TASK OBJECTIVE
Write out each line exactly as given. Leave the pictures out of your copy.
|---|
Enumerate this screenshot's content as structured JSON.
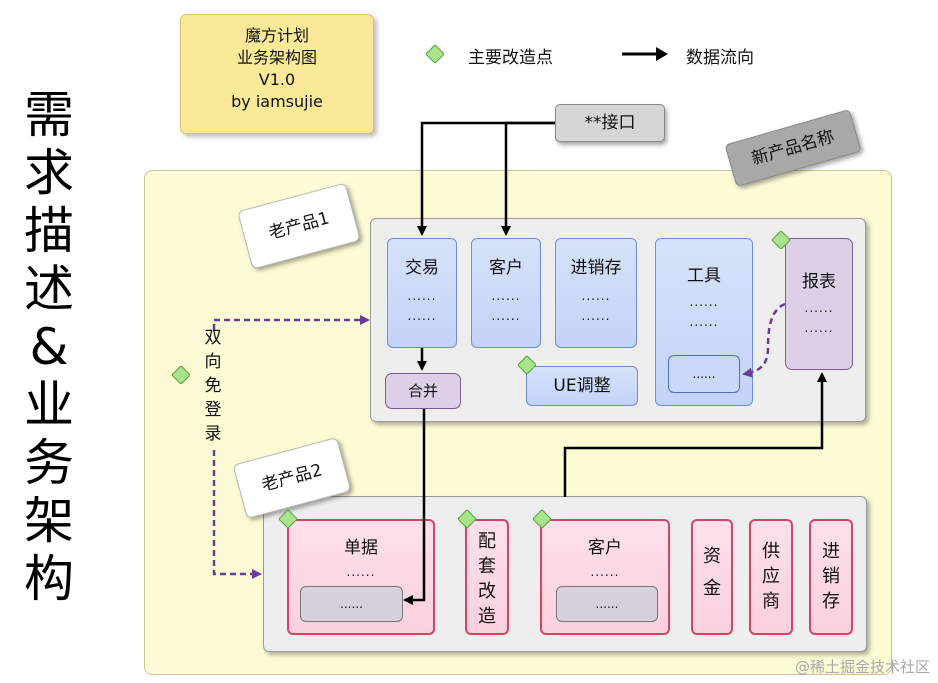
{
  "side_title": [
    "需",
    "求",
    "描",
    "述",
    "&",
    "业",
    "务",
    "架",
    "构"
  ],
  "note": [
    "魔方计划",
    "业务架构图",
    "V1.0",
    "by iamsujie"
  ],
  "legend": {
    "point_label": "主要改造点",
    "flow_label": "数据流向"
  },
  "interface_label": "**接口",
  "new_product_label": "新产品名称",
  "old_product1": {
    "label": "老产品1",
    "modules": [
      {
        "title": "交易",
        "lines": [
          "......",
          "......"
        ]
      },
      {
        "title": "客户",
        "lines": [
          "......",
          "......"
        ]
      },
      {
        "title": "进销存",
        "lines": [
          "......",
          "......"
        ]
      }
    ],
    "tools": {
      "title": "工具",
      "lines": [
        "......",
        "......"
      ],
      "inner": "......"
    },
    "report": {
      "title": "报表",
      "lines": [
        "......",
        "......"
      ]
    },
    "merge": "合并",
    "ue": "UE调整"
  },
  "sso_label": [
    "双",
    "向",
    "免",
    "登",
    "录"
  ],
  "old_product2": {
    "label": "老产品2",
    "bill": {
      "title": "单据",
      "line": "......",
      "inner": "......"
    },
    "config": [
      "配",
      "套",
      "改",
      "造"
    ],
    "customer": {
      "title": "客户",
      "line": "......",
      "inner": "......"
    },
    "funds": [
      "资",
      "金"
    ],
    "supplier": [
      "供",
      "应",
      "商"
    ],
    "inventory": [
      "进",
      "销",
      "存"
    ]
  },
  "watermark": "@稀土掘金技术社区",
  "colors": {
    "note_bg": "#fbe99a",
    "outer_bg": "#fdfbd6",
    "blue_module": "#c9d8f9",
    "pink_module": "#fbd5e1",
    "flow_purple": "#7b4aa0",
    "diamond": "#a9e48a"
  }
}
|---|
SOLUTION FOR THIS TASK
Enumerate this screenshot's content as structured JSON.
{
  "side_title": [
    "需",
    "求",
    "描",
    "述",
    "&",
    "业",
    "务",
    "架",
    "构"
  ],
  "note": [
    "魔方计划",
    "业务架构图",
    "V1.0",
    "by iamsujie"
  ],
  "legend": {
    "point_label": "主要改造点",
    "flow_label": "数据流向"
  },
  "interface_label": "**接口",
  "new_product_label": "新产品名称",
  "old_product1": {
    "label": "老产品1",
    "modules": [
      {
        "title": "交易",
        "lines": [
          "......",
          "......"
        ]
      },
      {
        "title": "客户",
        "lines": [
          "......",
          "......"
        ]
      },
      {
        "title": "进销存",
        "lines": [
          "......",
          "......"
        ]
      }
    ],
    "tools": {
      "title": "工具",
      "lines": [
        "......",
        "......"
      ],
      "inner": "......"
    },
    "report": {
      "title": "报表",
      "lines": [
        "......",
        "......"
      ]
    },
    "merge": "合并",
    "ue": "UE调整"
  },
  "sso_label": [
    "双",
    "向",
    "免",
    "登",
    "录"
  ],
  "old_product2": {
    "label": "老产品2",
    "bill": {
      "title": "单据",
      "line": "......",
      "inner": "......"
    },
    "config": [
      "配",
      "套",
      "改",
      "造"
    ],
    "customer": {
      "title": "客户",
      "line": "......",
      "inner": "......"
    },
    "funds": [
      "资",
      "金"
    ],
    "supplier": [
      "供",
      "应",
      "商"
    ],
    "inventory": [
      "进",
      "销",
      "存"
    ]
  },
  "watermark": "@稀土掘金技术社区",
  "colors": {
    "note_bg": "#fbe99a",
    "outer_bg": "#fdfbd6",
    "blue_module": "#c9d8f9",
    "pink_module": "#fbd5e1",
    "flow_purple": "#7b4aa0",
    "diamond": "#a9e48a"
  }
}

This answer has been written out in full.